Return all the data, word for word.

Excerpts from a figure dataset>
--- begin ---

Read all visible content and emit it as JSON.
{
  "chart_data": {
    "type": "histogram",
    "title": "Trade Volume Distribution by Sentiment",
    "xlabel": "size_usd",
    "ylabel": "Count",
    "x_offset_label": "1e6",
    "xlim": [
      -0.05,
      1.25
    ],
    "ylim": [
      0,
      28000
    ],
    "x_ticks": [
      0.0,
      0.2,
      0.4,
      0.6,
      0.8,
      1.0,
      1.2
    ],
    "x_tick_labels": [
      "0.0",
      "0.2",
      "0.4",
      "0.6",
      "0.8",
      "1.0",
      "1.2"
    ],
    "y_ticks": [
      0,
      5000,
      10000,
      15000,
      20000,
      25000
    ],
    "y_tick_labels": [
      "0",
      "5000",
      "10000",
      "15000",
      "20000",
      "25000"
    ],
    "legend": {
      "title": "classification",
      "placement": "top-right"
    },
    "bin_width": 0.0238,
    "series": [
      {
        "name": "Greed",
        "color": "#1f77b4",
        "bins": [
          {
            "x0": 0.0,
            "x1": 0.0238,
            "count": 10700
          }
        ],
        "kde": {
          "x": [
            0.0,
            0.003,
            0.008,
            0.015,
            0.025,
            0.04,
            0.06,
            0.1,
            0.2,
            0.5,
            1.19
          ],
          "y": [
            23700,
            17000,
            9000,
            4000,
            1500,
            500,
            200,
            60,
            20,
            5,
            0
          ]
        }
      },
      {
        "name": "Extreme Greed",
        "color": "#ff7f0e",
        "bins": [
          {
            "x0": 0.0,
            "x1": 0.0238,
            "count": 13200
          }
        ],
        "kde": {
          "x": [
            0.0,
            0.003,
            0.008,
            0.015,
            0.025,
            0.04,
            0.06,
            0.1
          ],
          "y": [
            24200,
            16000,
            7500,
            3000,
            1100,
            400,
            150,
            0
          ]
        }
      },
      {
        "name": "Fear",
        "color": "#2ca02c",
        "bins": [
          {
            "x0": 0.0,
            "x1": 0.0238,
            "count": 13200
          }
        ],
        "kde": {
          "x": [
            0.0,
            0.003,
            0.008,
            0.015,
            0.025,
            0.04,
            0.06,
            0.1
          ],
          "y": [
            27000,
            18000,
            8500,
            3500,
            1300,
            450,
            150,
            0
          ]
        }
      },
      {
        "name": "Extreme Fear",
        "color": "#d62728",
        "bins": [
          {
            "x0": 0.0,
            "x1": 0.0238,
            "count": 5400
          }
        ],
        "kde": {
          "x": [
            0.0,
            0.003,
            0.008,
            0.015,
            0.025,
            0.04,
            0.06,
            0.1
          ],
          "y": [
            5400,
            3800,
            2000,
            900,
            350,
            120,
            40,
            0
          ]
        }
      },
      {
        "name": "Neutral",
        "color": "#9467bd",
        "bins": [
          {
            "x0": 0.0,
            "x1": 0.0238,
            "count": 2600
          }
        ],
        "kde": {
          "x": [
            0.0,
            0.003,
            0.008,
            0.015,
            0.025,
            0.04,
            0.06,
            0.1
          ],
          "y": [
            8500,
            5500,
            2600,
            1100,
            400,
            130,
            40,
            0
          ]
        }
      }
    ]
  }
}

--- end ---

Answer below>
Read all visible content and emit it as JSON.
{
  "chart_data": {
    "type": "histogram",
    "title": "Trade Volume Distribution by Sentiment",
    "xlabel": "size_usd",
    "ylabel": "Count",
    "x_offset_label": "1e6",
    "xlim": [
      -0.05,
      1.25
    ],
    "ylim": [
      0,
      28000
    ],
    "x_ticks": [
      0.0,
      0.2,
      0.4,
      0.6,
      0.8,
      1.0,
      1.2
    ],
    "x_tick_labels": [
      "0.0",
      "0.2",
      "0.4",
      "0.6",
      "0.8",
      "1.0",
      "1.2"
    ],
    "y_ticks": [
      0,
      5000,
      10000,
      15000,
      20000,
      25000
    ],
    "y_tick_labels": [
      "0",
      "5000",
      "10000",
      "15000",
      "20000",
      "25000"
    ],
    "legend": {
      "title": "classification",
      "placement": "top-right"
    },
    "bin_width": 0.0238,
    "series": [
      {
        "name": "Greed",
        "color": "#1f77b4",
        "bins": [
          {
            "x0": 0.0,
            "x1": 0.0238,
            "count": 10700
          }
        ],
        "kde": {
          "x": [
            0.0,
            0.003,
            0.008,
            0.015,
            0.025,
            0.04,
            0.06,
            0.1,
            0.2,
            0.5,
            1.19
          ],
          "y": [
            23700,
            17000,
            9000,
            4000,
            1500,
            500,
            200,
            60,
            20,
            5,
            0
          ]
        }
      },
      {
        "name": "Extreme Greed",
        "color": "#ff7f0e",
        "bins": [
          {
            "x0": 0.0,
            "x1": 0.0238,
            "count": 13200
          }
        ],
        "kde": {
          "x": [
            0.0,
            0.003,
            0.008,
            0.015,
            0.025,
            0.04,
            0.06,
            0.1
          ],
          "y": [
            24200,
            16000,
            7500,
            3000,
            1100,
            400,
            150,
            0
          ]
        }
      },
      {
        "name": "Fear",
        "color": "#2ca02c",
        "bins": [
          {
            "x0": 0.0,
            "x1": 0.0238,
            "count": 13200
          }
        ],
        "kde": {
          "x": [
            0.0,
            0.003,
            0.008,
            0.015,
            0.025,
            0.04,
            0.06,
            0.1
          ],
          "y": [
            27000,
            18000,
            8500,
            3500,
            1300,
            450,
            150,
            0
          ]
        }
      },
      {
        "name": "Extreme Fear",
        "color": "#d62728",
        "bins": [
          {
            "x0": 0.0,
            "x1": 0.0238,
            "count": 5400
          }
        ],
        "kde": {
          "x": [
            0.0,
            0.003,
            0.008,
            0.015,
            0.025,
            0.04,
            0.06,
            0.1
          ],
          "y": [
            5400,
            3800,
            2000,
            900,
            350,
            120,
            40,
            0
          ]
        }
      },
      {
        "name": "Neutral",
        "color": "#9467bd",
        "bins": [
          {
            "x0": 0.0,
            "x1": 0.0238,
            "count": 2600
          }
        ],
        "kde": {
          "x": [
            0.0,
            0.003,
            0.008,
            0.015,
            0.025,
            0.04,
            0.06,
            0.1
          ],
          "y": [
            8500,
            5500,
            2600,
            1100,
            400,
            130,
            40,
            0
          ]
        }
      }
    ]
  }
}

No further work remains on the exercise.